**PROBLEM DETAILS**
Identify all lines of the data containing the string "ylabel" and copy them.

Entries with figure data

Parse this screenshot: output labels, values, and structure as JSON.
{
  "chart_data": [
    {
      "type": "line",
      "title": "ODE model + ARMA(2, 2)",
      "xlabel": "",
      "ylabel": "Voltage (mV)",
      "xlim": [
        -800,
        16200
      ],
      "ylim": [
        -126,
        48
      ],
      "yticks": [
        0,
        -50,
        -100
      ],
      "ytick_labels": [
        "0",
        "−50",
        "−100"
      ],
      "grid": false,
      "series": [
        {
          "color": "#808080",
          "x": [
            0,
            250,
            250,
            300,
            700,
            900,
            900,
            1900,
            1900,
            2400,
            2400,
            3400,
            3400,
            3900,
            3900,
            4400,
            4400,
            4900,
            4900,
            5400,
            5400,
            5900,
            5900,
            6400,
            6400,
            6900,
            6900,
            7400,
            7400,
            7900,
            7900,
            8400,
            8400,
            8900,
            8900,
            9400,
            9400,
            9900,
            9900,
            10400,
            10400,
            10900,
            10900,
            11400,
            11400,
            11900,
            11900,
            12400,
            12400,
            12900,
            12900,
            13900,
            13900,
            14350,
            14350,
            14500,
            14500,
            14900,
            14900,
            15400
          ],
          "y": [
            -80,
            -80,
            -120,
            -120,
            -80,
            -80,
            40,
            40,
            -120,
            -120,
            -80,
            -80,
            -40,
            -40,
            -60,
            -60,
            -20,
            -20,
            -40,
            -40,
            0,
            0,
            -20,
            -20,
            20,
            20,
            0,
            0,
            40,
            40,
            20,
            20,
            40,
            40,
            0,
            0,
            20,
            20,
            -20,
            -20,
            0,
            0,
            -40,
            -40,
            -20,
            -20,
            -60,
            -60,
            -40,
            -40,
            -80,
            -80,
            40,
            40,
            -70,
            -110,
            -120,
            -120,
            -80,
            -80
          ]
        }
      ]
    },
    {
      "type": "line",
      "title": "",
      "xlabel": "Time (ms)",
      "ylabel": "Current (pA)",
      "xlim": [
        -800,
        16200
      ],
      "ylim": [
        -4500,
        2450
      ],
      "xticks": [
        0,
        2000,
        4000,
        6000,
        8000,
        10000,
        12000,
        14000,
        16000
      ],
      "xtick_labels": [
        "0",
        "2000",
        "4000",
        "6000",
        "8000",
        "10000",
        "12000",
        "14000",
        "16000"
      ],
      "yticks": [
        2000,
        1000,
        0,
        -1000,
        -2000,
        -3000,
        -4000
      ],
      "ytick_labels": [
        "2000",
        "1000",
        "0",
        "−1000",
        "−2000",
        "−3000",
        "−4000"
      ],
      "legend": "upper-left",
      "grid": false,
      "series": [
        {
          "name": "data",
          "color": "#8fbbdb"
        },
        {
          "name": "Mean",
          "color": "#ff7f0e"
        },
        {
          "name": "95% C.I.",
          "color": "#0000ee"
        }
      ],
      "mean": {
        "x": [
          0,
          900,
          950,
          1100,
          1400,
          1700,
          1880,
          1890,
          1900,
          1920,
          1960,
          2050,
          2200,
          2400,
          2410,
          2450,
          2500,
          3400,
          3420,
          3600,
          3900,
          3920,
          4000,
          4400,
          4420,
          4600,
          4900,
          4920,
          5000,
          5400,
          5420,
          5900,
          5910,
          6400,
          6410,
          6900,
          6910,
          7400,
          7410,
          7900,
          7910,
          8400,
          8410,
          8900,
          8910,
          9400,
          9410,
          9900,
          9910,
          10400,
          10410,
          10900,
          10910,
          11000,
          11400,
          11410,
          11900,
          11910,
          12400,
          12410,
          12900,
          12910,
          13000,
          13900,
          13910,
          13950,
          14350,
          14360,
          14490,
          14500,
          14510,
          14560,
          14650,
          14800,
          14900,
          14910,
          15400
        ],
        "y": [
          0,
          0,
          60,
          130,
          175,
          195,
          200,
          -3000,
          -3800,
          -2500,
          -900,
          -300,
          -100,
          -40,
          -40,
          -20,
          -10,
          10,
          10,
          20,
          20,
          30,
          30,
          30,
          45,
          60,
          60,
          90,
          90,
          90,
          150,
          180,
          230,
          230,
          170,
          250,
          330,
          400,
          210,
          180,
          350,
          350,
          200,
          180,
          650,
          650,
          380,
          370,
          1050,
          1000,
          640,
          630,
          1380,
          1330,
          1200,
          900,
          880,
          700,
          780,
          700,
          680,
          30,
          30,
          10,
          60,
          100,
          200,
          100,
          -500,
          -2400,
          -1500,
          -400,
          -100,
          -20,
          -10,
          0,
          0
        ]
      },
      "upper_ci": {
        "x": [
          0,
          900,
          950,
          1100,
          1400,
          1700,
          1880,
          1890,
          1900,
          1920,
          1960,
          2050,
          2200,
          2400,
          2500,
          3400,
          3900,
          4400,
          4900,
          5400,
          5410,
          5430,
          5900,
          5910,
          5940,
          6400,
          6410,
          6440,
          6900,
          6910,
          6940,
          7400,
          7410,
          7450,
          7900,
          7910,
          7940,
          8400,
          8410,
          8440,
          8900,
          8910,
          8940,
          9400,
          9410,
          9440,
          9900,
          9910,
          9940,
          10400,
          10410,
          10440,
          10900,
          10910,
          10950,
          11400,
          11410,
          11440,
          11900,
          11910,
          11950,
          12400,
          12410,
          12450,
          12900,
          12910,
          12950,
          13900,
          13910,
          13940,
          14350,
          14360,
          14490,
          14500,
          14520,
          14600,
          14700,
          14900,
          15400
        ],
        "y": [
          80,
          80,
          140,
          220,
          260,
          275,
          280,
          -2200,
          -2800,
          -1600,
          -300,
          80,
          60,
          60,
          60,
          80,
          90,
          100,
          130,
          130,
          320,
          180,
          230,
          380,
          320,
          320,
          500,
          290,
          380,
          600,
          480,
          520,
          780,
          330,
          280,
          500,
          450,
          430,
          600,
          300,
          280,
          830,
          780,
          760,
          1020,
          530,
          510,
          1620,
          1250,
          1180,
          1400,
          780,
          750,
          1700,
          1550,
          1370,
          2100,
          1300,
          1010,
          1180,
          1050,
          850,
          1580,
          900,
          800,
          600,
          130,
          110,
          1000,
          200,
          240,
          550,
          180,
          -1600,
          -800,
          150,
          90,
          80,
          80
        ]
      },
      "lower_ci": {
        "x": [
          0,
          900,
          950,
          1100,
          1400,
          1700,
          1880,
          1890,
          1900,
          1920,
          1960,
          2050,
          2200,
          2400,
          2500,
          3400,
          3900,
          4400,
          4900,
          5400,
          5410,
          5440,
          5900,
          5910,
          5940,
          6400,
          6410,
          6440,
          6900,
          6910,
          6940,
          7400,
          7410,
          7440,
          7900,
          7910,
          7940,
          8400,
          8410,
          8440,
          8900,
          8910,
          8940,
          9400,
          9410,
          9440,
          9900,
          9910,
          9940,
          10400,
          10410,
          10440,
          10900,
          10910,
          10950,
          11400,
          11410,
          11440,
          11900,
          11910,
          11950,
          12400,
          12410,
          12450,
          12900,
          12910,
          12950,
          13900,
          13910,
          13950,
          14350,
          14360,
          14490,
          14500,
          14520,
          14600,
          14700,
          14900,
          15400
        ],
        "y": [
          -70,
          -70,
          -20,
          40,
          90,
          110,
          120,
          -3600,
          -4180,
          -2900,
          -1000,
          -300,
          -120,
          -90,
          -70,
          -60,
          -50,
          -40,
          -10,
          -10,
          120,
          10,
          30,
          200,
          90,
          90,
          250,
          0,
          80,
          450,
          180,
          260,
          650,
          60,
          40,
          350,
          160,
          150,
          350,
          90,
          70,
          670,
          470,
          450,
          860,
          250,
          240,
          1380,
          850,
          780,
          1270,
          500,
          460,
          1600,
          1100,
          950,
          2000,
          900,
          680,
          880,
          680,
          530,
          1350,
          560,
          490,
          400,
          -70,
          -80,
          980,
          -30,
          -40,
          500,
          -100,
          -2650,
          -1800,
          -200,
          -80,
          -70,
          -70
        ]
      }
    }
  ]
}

**TASK SOLUTION**
      "ylabel": "Voltage (mV)",
      "ylabel": "Current (pA)",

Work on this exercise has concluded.